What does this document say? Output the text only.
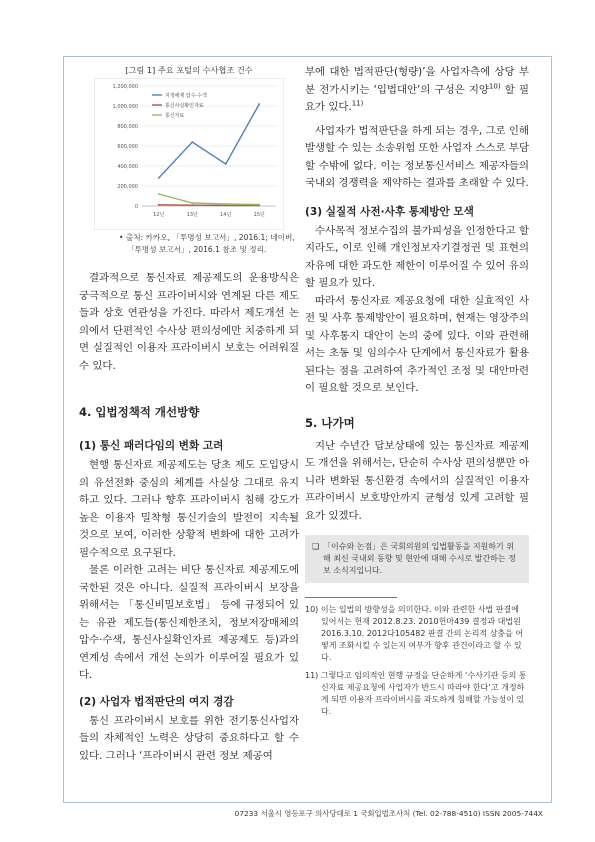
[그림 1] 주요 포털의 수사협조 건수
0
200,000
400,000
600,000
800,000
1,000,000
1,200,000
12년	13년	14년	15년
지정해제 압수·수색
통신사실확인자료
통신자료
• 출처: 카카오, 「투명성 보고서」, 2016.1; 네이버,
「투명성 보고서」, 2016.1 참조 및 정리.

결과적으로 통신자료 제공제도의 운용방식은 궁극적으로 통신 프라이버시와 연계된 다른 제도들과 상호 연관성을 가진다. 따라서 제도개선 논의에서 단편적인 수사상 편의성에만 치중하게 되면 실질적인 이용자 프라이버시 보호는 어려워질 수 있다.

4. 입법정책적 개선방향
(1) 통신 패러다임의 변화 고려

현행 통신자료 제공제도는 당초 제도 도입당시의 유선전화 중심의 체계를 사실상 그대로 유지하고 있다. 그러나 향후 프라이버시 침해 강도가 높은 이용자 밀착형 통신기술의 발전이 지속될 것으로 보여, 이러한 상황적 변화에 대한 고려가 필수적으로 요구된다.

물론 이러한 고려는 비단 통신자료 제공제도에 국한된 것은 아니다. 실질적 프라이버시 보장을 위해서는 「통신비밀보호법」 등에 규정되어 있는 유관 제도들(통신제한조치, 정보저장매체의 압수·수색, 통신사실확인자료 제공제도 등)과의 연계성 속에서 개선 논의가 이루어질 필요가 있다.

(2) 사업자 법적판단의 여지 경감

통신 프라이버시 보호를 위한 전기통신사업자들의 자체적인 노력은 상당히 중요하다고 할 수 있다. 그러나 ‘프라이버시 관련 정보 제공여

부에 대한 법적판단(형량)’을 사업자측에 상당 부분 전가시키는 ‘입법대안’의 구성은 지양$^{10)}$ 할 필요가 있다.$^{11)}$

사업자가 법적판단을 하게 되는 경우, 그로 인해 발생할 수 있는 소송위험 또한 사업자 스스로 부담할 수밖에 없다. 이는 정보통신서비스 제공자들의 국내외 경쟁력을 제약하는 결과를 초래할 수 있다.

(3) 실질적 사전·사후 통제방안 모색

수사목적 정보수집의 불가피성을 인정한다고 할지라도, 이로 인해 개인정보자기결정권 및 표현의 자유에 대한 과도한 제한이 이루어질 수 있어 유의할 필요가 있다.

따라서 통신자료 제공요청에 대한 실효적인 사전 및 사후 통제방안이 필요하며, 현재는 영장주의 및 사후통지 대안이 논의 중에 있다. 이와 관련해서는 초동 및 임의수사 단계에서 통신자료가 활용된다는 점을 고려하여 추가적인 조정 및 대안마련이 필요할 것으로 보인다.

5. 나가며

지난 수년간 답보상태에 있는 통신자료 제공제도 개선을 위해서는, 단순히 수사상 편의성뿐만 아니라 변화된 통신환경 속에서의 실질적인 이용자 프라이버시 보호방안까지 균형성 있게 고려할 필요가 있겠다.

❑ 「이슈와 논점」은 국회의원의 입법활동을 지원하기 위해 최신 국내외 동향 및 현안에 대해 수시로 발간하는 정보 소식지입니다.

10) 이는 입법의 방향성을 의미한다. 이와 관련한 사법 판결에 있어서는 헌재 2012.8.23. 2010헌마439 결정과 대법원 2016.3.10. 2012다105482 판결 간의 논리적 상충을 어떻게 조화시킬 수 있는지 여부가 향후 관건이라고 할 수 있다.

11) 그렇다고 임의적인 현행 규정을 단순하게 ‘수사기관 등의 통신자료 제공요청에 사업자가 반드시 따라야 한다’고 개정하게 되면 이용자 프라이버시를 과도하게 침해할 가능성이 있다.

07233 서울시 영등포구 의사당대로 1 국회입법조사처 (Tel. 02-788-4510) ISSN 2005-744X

============================================================

• **WHAT IS EXPECTED**
Gather every line from the listing above in which the word "실질적인" appears.

• **RESULT FOR THIS TASK**
결과적으로 통신자료 제공제도의 운용방식은 궁극적으로 통신 프라이버시와 연계된 다른 제도들과 상호 연관성을 가진다. 따라서 제도개선 논의에서 단편적인 수사상 편의성에만 치중하게 되면 실질적인 이용자 프라이버시 보호는 어려워질 수 있다.
지난 수년간 답보상태에 있는 통신자료 제공제도 개선을 위해서는, 단순히 수사상 편의성뿐만 아니라 변화된 통신환경 속에서의 실질적인 이용자 프라이버시 보호방안까지 균형성 있게 고려할 필요가 있겠다.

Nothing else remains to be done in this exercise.